Task ->
Pull out every line containing the string "качества".

Input material ->

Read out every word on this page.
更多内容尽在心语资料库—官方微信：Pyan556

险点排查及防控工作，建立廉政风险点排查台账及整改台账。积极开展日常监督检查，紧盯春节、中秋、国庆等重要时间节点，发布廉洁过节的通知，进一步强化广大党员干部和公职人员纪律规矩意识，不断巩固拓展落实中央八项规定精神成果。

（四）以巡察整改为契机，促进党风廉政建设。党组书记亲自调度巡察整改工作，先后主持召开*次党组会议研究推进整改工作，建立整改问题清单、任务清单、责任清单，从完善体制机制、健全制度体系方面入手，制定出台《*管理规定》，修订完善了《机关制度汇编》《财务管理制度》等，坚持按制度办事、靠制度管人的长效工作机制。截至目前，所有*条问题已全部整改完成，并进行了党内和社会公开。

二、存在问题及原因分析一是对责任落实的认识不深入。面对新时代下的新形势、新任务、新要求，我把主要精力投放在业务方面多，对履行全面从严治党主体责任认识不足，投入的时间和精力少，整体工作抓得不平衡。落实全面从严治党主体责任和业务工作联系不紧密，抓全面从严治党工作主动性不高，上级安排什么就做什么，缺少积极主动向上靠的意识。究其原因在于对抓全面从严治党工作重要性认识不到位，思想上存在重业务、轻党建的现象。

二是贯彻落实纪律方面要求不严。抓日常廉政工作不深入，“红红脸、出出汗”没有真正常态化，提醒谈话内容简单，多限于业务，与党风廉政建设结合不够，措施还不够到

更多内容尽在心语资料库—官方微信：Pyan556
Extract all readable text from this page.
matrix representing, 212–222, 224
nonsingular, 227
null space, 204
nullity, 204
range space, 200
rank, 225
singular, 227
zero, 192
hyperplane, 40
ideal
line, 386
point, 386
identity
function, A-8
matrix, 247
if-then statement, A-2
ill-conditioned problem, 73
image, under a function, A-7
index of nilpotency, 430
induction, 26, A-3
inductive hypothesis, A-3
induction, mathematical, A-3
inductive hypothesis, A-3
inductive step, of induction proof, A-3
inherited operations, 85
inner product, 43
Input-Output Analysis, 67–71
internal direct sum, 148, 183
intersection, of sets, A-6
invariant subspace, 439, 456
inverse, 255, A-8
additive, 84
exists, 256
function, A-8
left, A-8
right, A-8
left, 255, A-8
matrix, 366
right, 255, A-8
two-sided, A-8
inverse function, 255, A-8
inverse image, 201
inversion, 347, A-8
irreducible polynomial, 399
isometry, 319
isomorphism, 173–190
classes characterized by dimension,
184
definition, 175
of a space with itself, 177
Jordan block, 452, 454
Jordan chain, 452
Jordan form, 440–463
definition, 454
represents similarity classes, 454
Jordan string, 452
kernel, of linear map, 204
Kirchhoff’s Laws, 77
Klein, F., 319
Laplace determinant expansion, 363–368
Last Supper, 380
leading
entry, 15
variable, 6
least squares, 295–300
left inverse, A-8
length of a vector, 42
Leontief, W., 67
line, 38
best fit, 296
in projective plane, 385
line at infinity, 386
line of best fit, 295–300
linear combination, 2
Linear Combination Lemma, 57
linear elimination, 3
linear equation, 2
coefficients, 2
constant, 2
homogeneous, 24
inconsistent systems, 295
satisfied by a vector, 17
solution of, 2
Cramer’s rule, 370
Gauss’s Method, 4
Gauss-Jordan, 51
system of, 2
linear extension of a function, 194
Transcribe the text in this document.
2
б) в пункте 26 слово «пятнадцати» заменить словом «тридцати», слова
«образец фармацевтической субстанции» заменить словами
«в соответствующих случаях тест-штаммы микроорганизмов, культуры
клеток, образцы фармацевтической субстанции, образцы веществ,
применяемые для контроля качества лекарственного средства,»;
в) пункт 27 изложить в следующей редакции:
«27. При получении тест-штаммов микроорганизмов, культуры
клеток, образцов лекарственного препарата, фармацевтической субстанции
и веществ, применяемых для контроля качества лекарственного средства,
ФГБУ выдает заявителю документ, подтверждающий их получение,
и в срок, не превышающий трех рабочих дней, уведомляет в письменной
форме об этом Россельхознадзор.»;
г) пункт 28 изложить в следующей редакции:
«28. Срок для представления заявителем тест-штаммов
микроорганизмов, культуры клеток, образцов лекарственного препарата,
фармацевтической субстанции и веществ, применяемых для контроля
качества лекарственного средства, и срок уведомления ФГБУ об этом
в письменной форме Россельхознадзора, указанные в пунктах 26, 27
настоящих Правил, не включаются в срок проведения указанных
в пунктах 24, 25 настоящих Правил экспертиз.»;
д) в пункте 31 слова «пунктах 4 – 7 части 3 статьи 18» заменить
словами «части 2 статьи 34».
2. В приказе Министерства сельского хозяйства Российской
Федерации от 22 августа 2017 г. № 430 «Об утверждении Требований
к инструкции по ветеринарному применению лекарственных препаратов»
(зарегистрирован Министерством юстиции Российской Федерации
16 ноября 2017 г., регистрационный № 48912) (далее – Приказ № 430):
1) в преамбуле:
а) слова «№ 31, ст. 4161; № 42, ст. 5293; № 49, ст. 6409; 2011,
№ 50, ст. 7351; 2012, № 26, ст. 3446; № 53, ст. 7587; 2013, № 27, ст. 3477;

Worked solution ->
применяемые для контроля качества лекарственного средства,»;
и веществ, применяемых для контроля качества лекарственного средства,
качества лекарственного средства, и срок уведомления ФГБУ об этом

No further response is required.